AIM
Write the material out again in full, exactly.

RECORDS FOR THIS EXERCISE
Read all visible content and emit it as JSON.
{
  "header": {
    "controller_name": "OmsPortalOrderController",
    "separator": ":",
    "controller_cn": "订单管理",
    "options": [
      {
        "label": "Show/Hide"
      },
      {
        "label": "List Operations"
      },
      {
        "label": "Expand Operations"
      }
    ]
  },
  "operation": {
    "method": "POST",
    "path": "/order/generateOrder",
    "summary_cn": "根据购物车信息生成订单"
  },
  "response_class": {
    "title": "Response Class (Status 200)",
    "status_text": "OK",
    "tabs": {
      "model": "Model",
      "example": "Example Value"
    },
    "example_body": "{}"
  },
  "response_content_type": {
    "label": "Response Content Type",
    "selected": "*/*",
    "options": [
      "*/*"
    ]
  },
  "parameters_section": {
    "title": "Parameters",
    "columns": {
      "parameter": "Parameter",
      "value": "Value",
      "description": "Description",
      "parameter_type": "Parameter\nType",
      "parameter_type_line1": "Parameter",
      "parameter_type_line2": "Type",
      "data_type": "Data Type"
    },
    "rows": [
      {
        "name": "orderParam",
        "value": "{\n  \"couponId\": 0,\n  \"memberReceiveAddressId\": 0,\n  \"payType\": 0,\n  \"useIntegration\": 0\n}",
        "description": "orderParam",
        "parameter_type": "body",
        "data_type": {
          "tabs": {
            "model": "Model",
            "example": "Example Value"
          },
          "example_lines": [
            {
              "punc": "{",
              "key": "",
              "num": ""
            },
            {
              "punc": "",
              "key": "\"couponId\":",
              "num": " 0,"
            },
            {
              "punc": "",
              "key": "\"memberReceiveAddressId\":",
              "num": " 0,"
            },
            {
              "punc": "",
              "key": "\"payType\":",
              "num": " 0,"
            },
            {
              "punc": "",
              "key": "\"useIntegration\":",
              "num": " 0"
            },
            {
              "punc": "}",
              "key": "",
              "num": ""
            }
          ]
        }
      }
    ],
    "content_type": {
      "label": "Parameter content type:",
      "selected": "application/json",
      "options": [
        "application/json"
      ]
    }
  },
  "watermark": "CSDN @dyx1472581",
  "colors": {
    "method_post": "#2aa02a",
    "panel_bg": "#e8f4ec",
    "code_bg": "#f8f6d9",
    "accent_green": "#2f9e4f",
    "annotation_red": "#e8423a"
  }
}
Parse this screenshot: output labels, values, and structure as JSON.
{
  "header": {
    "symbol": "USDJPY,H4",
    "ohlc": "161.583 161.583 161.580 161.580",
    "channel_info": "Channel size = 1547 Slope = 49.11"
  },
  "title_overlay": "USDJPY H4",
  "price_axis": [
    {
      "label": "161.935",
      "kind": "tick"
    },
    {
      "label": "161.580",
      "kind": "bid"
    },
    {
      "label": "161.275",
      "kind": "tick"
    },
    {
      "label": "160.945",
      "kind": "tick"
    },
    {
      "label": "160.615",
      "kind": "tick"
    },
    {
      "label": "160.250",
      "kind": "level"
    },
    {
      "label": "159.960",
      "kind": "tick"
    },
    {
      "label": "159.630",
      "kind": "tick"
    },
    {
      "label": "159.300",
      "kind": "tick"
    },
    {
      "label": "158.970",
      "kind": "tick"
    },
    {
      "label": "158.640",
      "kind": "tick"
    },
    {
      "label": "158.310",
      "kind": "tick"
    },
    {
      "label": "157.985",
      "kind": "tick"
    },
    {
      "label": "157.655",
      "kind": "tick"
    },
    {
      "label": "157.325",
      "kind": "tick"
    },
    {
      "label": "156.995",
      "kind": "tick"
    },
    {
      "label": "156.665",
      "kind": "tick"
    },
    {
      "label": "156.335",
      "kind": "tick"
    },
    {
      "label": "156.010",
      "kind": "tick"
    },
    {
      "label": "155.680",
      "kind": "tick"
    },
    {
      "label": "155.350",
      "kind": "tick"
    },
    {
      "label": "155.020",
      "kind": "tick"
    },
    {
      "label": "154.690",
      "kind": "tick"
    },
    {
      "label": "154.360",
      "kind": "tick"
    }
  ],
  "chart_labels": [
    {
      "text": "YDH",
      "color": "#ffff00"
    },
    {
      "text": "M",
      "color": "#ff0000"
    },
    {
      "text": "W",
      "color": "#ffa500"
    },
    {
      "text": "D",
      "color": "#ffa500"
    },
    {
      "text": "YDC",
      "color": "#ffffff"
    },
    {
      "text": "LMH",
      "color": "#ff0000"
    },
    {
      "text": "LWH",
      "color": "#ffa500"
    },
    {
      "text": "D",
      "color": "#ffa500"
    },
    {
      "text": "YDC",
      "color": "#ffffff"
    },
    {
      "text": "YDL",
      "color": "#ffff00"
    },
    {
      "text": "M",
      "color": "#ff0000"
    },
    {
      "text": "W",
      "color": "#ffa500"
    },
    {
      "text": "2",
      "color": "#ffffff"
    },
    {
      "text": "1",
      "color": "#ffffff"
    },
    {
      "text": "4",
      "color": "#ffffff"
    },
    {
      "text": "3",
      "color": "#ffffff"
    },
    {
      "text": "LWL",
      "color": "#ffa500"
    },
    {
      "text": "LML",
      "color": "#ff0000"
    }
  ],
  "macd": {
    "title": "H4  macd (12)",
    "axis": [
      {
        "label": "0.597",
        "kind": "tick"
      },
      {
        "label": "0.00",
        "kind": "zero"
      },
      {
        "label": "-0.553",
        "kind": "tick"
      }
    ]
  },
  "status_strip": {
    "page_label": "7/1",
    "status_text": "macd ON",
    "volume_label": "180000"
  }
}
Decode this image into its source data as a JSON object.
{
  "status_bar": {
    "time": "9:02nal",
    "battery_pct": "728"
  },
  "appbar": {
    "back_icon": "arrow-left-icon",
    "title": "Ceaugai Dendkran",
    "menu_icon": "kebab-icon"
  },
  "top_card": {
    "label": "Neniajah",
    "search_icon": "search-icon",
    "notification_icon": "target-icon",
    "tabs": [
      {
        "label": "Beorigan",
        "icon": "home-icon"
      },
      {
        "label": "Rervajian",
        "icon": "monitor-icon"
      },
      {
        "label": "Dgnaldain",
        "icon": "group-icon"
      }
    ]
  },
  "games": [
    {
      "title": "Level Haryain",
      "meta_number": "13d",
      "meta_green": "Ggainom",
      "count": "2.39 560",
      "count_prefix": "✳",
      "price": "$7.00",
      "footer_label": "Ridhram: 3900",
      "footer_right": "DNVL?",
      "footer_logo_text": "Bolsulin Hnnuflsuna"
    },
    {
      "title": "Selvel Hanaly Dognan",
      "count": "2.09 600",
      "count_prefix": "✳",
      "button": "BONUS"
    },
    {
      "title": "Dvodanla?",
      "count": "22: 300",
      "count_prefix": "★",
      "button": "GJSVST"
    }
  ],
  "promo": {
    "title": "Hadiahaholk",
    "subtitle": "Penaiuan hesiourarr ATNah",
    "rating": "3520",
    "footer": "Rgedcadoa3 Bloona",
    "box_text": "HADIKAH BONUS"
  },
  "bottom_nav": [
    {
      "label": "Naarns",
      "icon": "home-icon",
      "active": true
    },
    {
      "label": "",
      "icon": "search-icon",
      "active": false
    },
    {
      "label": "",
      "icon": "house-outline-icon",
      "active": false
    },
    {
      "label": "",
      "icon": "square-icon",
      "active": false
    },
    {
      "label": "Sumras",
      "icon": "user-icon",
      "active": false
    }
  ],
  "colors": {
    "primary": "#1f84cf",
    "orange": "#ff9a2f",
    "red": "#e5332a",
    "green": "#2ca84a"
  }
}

RESPONSE
Read all visible content and emit it as JSON.
{
  "header": {
    "controller_name": "OmsPortalOrderController",
    "separator": ":",
    "controller_cn": "订单管理",
    "options": [
      {
        "label": "Show/Hide"
      },
      {
        "label": "List Operations"
      },
      {
        "label": "Expand Operations"
      }
    ]
  },
  "operation": {
    "method": "POST",
    "path": "/order/generateOrder",
    "summary_cn": "根据购物车信息生成订单"
  },
  "response_class": {
    "title": "Response Class (Status 200)",
    "status_text": "OK",
    "tabs": {
      "model": "Model",
      "example": "Example Value"
    },
    "example_body": "{}"
  },
  "response_content_type": {
    "label": "Response Content Type",
    "selected": "*/*",
    "options": [
      "*/*"
    ]
  },
  "parameters_section": {
    "title": "Parameters",
    "columns": {
      "parameter": "Parameter",
      "value": "Value",
      "description": "Description",
      "parameter_type": "Parameter\nType",
      "parameter_type_line1": "Parameter",
      "parameter_type_line2": "Type",
      "data_type": "Data Type"
    },
    "rows": [
      {
        "name": "orderParam",
        "value": "{\n  \"couponId\": 0,\n  \"memberReceiveAddressId\": 0,\n  \"payType\": 0,\n  \"useIntegration\": 0\n}",
        "description": "orderParam",
        "parameter_type": "body",
        "data_type": {
          "tabs": {
            "model": "Model",
            "example": "Example Value"
          },
          "example_lines": [
            {
              "punc": "{",
              "key": "",
              "num": ""
            },
            {
              "punc": "",
              "key": "\"couponId\":",
              "num": " 0,"
            },
            {
              "punc": "",
              "key": "\"memberReceiveAddressId\":",
              "num": " 0,"
            },
            {
              "punc": "",
              "key": "\"payType\":",
              "num": " 0,"
            },
            {
              "punc": "",
              "key": "\"useIntegration\":",
              "num": " 0"
            },
            {
              "punc": "}",
              "key": "",
              "num": ""
            }
          ]
        }
      }
    ],
    "content_type": {
      "label": "Parameter content type:",
      "selected": "application/json",
      "options": [
        "application/json"
      ]
    }
  },
  "watermark": "CSDN @dyx1472581",
  "colors": {
    "method_post": "#2aa02a",
    "panel_bg": "#e8f4ec",
    "code_bg": "#f8f6d9",
    "accent_green": "#2f9e4f",
    "annotation_red": "#e8423a"
  }
}
Parse this screenshot: output labels, values, and structure as JSON.
{
  "header": {
    "symbol": "USDJPY,H4",
    "ohlc": "161.583 161.583 161.580 161.580",
    "channel_info": "Channel size = 1547 Slope = 49.11"
  },
  "title_overlay": "USDJPY H4",
  "price_axis": [
    {
      "label": "161.935",
      "kind": "tick"
    },
    {
      "label": "161.580",
      "kind": "bid"
    },
    {
      "label": "161.275",
      "kind": "tick"
    },
    {
      "label": "160.945",
      "kind": "tick"
    },
    {
      "label": "160.615",
      "kind": "tick"
    },
    {
      "label": "160.250",
      "kind": "level"
    },
    {
      "label": "159.960",
      "kind": "tick"
    },
    {
      "label": "159.630",
      "kind": "tick"
    },
    {
      "label": "159.300",
      "kind": "tick"
    },
    {
      "label": "158.970",
      "kind": "tick"
    },
    {
      "label": "158.640",
      "kind": "tick"
    },
    {
      "label": "158.310",
      "kind": "tick"
    },
    {
      "label": "157.985",
      "kind": "tick"
    },
    {
      "label": "157.655",
      "kind": "tick"
    },
    {
      "label": "157.325",
      "kind": "tick"
    },
    {
      "label": "156.995",
      "kind": "tick"
    },
    {
      "label": "156.665",
      "kind": "tick"
    },
    {
      "label": "156.335",
      "kind": "tick"
    },
    {
      "label": "156.010",
      "kind": "tick"
    },
    {
      "label": "155.680",
      "kind": "tick"
    },
    {
      "label": "155.350",
      "kind": "tick"
    },
    {
      "label": "155.020",
      "kind": "tick"
    },
    {
      "label": "154.690",
      "kind": "tick"
    },
    {
      "label": "154.360",
      "kind": "tick"
    }
  ],
  "chart_labels": [
    {
      "text": "YDH",
      "color": "#ffff00"
    },
    {
      "text": "M",
      "color": "#ff0000"
    },
    {
      "text": "W",
      "color": "#ffa500"
    },
    {
      "text": "D",
      "color": "#ffa500"
    },
    {
      "text": "YDC",
      "color": "#ffffff"
    },
    {
      "text": "LMH",
      "color": "#ff0000"
    },
    {
      "text": "LWH",
      "color": "#ffa500"
    },
    {
      "text": "D",
      "color": "#ffa500"
    },
    {
      "text": "YDC",
      "color": "#ffffff"
    },
    {
      "text": "YDL",
      "color": "#ffff00"
    },
    {
      "text": "M",
      "color": "#ff0000"
    },
    {
      "text": "W",
      "color": "#ffa500"
    },
    {
      "text": "2",
      "color": "#ffffff"
    },
    {
      "text": "1",
      "color": "#ffffff"
    },
    {
      "text": "4",
      "color": "#ffffff"
    },
    {
      "text": "3",
      "color": "#ffffff"
    },
    {
      "text": "LWL",
      "color": "#ffa500"
    },
    {
      "text": "LML",
      "color": "#ff0000"
    }
  ],
  "macd": {
    "title": "H4  macd (12)",
    "axis": [
      {
        "label": "0.597",
        "kind": "tick"
      },
      {
        "label": "0.00",
        "kind": "zero"
      },
      {
        "label": "-0.553",
        "kind": "tick"
      }
    ]
  },
  "status_strip": {
    "page_label": "7/1",
    "status_text": "macd ON",
    "volume_label": "180000"
  }
}
Decode this image into its source data as a JSON object.
{
  "status_bar": {
    "time": "9:02nal",
    "battery_pct": "728"
  },
  "appbar": {
    "back_icon": "arrow-left-icon",
    "title": "Ceaugai Dendkran",
    "menu_icon": "kebab-icon"
  },
  "top_card": {
    "label": "Neniajah",
    "search_icon": "search-icon",
    "notification_icon": "target-icon",
    "tabs": [
      {
        "label": "Beorigan",
        "icon": "home-icon"
      },
      {
        "label": "Rervajian",
        "icon": "monitor-icon"
      },
      {
        "label": "Dgnaldain",
        "icon": "group-icon"
      }
    ]
  },
  "games": [
    {
      "title": "Level Haryain",
      "meta_number": "13d",
      "meta_green": "Ggainom",
      "count": "2.39 560",
      "count_prefix": "✳",
      "price": "$7.00",
      "footer_label": "Ridhram: 3900",
      "footer_right": "DNVL?",
      "footer_logo_text": "Bolsulin Hnnuflsuna"
    },
    {
      "title": "Selvel Hanaly Dognan",
      "count": "2.09 600",
      "count_prefix": "✳",
      "button": "BONUS"
    },
    {
      "title": "Dvodanla?",
      "count": "22: 300",
      "count_prefix": "★",
      "button": "GJSVST"
    }
  ],
  "promo": {
    "title": "Hadiahaholk",
    "subtitle": "Penaiuan hesiourarr ATNah",
    "rating": "3520",
    "footer": "Rgedcadoa3 Bloona",
    "box_text": "HADIKAH BONUS"
  },
  "bottom_nav": [
    {
      "label": "Naarns",
      "icon": "home-icon",
      "active": true
    },
    {
      "label": "",
      "icon": "search-icon",
      "active": false
    },
    {
      "label": "",
      "icon": "house-outline-icon",
      "active": false
    },
    {
      "label": "",
      "icon": "square-icon",
      "active": false
    },
    {
      "label": "Sumras",
      "icon": "user-icon",
      "active": false
    }
  ],
  "colors": {
    "primary": "#1f84cf",
    "orange": "#ff9a2f",
    "red": "#e5332a",
    "green": "#2ca84a"
  }
}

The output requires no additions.